**Information provided**:
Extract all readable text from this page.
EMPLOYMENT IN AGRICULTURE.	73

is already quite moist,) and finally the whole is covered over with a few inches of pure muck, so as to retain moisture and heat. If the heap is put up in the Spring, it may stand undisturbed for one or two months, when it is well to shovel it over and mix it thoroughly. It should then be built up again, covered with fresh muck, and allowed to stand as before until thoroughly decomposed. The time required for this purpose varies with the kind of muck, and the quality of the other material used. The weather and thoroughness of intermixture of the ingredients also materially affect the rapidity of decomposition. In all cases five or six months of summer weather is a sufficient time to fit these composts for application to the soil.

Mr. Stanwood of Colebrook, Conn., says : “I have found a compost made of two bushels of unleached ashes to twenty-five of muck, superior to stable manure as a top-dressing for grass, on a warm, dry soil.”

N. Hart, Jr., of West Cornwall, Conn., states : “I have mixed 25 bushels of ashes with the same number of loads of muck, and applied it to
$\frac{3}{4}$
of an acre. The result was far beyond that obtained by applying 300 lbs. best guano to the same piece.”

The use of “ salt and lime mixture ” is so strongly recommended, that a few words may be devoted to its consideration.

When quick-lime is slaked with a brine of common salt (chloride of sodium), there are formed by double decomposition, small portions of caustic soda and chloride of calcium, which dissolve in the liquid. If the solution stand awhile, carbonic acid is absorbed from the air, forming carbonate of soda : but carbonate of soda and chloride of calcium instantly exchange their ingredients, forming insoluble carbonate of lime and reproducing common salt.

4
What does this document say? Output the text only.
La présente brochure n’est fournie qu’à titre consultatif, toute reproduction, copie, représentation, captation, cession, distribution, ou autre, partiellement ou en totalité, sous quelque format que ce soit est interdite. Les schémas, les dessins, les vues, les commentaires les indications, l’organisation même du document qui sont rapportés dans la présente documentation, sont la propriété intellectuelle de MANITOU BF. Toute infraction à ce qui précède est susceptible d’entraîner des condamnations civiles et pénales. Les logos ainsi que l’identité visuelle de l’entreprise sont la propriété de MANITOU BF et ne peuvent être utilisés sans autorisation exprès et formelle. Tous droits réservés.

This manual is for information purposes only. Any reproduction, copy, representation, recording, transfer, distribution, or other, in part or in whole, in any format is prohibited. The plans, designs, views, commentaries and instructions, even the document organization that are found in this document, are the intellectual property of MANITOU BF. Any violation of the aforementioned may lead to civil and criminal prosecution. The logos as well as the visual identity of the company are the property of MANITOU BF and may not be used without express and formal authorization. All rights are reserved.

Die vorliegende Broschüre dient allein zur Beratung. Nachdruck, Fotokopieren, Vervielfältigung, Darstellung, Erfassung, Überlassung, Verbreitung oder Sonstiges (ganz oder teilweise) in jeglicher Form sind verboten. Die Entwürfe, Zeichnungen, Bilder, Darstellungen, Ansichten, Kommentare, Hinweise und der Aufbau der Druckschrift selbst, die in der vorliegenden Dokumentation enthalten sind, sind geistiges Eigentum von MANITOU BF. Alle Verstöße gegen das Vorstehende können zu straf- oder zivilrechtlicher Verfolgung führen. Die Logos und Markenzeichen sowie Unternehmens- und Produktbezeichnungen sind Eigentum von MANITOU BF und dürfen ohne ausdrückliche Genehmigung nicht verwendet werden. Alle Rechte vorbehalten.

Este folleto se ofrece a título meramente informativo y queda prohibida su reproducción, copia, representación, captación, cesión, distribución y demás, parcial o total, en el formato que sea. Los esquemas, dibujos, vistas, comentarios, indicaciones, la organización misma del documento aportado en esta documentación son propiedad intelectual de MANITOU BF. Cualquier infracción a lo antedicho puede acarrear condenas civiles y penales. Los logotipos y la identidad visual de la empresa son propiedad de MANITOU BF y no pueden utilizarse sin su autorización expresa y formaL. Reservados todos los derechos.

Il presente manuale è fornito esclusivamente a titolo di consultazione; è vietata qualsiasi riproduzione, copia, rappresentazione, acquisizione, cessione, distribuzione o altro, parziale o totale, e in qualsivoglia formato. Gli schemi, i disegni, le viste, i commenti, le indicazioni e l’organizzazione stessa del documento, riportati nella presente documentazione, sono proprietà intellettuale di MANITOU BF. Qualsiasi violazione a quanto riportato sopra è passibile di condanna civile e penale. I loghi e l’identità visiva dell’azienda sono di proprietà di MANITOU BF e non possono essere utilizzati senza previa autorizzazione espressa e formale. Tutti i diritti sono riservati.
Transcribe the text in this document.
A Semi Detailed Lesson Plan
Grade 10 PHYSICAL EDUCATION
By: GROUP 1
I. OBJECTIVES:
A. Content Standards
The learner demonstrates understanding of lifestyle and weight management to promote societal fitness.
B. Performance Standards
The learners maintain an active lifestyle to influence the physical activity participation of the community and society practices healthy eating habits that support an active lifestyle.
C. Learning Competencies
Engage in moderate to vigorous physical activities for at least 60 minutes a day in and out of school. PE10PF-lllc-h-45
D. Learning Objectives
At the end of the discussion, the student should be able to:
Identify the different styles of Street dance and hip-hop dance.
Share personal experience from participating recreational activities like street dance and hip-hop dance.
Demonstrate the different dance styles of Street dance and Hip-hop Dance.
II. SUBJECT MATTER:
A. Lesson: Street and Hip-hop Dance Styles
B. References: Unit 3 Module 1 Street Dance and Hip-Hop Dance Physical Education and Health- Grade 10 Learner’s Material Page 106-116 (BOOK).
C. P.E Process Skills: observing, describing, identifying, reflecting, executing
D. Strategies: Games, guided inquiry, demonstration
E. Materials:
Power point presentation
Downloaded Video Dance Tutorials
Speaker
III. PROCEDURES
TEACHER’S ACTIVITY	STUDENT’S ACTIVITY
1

**Stated goal**:
Give back all the records exactly as they stand.

**Correct result**:
Extract all readable text from this page.
EMPLOYMENT IN AGRICULTURE.	73

is already quite moist,) and finally the whole is covered over with a few inches of pure muck, so as to retain moisture and heat. If the heap is put up in the Spring, it may stand undisturbed for one or two months, when it is well to shovel it over and mix it thoroughly. It should then be built up again, covered with fresh muck, and allowed to stand as before until thoroughly decomposed. The time required for this purpose varies with the kind of muck, and the quality of the other material used. The weather and thoroughness of intermixture of the ingredients also materially affect the rapidity of decomposition. In all cases five or six months of summer weather is a sufficient time to fit these composts for application to the soil.

Mr. Stanwood of Colebrook, Conn., says : “I have found a compost made of two bushels of unleached ashes to twenty-five of muck, superior to stable manure as a top-dressing for grass, on a warm, dry soil.”

N. Hart, Jr., of West Cornwall, Conn., states : “I have mixed 25 bushels of ashes with the same number of loads of muck, and applied it to
$\frac{3}{4}$
of an acre. The result was far beyond that obtained by applying 300 lbs. best guano to the same piece.”

The use of “ salt and lime mixture ” is so strongly recommended, that a few words may be devoted to its consideration.

When quick-lime is slaked with a brine of common salt (chloride of sodium), there are formed by double decomposition, small portions of caustic soda and chloride of calcium, which dissolve in the liquid. If the solution stand awhile, carbonic acid is absorbed from the air, forming carbonate of soda : but carbonate of soda and chloride of calcium instantly exchange their ingredients, forming insoluble carbonate of lime and reproducing common salt.

4
What does this document say? Output the text only.
La présente brochure n’est fournie qu’à titre consultatif, toute reproduction, copie, représentation, captation, cession, distribution, ou autre, partiellement ou en totalité, sous quelque format que ce soit est interdite. Les schémas, les dessins, les vues, les commentaires les indications, l’organisation même du document qui sont rapportés dans la présente documentation, sont la propriété intellectuelle de MANITOU BF. Toute infraction à ce qui précède est susceptible d’entraîner des condamnations civiles et pénales. Les logos ainsi que l’identité visuelle de l’entreprise sont la propriété de MANITOU BF et ne peuvent être utilisés sans autorisation exprès et formelle. Tous droits réservés.

This manual is for information purposes only. Any reproduction, copy, representation, recording, transfer, distribution, or other, in part or in whole, in any format is prohibited. The plans, designs, views, commentaries and instructions, even the document organization that are found in this document, are the intellectual property of MANITOU BF. Any violation of the aforementioned may lead to civil and criminal prosecution. The logos as well as the visual identity of the company are the property of MANITOU BF and may not be used without express and formal authorization. All rights are reserved.

Die vorliegende Broschüre dient allein zur Beratung. Nachdruck, Fotokopieren, Vervielfältigung, Darstellung, Erfassung, Überlassung, Verbreitung oder Sonstiges (ganz oder teilweise) in jeglicher Form sind verboten. Die Entwürfe, Zeichnungen, Bilder, Darstellungen, Ansichten, Kommentare, Hinweise und der Aufbau der Druckschrift selbst, die in der vorliegenden Dokumentation enthalten sind, sind geistiges Eigentum von MANITOU BF. Alle Verstöße gegen das Vorstehende können zu straf- oder zivilrechtlicher Verfolgung führen. Die Logos und Markenzeichen sowie Unternehmens- und Produktbezeichnungen sind Eigentum von MANITOU BF und dürfen ohne ausdrückliche Genehmigung nicht verwendet werden. Alle Rechte vorbehalten.

Este folleto se ofrece a título meramente informativo y queda prohibida su reproducción, copia, representación, captación, cesión, distribución y demás, parcial o total, en el formato que sea. Los esquemas, dibujos, vistas, comentarios, indicaciones, la organización misma del documento aportado en esta documentación son propiedad intelectual de MANITOU BF. Cualquier infracción a lo antedicho puede acarrear condenas civiles y penales. Los logotipos y la identidad visual de la empresa son propiedad de MANITOU BF y no pueden utilizarse sin su autorización expresa y formaL. Reservados todos los derechos.

Il presente manuale è fornito esclusivamente a titolo di consultazione; è vietata qualsiasi riproduzione, copia, rappresentazione, acquisizione, cessione, distribuzione o altro, parziale o totale, e in qualsivoglia formato. Gli schemi, i disegni, le viste, i commenti, le indicazioni e l’organizzazione stessa del documento, riportati nella presente documentazione, sono proprietà intellettuale di MANITOU BF. Qualsiasi violazione a quanto riportato sopra è passibile di condanna civile e penale. I loghi e l’identità visiva dell’azienda sono di proprietà di MANITOU BF e non possono essere utilizzati senza previa autorizzazione espressa e formale. Tutti i diritti sono riservati.
Transcribe the text in this document.
A Semi Detailed Lesson Plan
Grade 10 PHYSICAL EDUCATION
By: GROUP 1
I. OBJECTIVES:
A. Content Standards
The learner demonstrates understanding of lifestyle and weight management to promote societal fitness.
B. Performance Standards
The learners maintain an active lifestyle to influence the physical activity participation of the community and society practices healthy eating habits that support an active lifestyle.
C. Learning Competencies
Engage in moderate to vigorous physical activities for at least 60 minutes a day in and out of school. PE10PF-lllc-h-45
D. Learning Objectives
At the end of the discussion, the student should be able to:
Identify the different styles of Street dance and hip-hop dance.
Share personal experience from participating recreational activities like street dance and hip-hop dance.
Demonstrate the different dance styles of Street dance and Hip-hop Dance.
II. SUBJECT MATTER:
A. Lesson: Street and Hip-hop Dance Styles
B. References: Unit 3 Module 1 Street Dance and Hip-Hop Dance Physical Education and Health- Grade 10 Learner’s Material Page 106-116 (BOOK).
C. P.E Process Skills: observing, describing, identifying, reflecting, executing
D. Strategies: Games, guided inquiry, demonstration
E. Materials:
Power point presentation
Downloaded Video Dance Tutorials
Speaker
III. PROCEDURES
TEACHER’S ACTIVITY	STUDENT’S ACTIVITY
1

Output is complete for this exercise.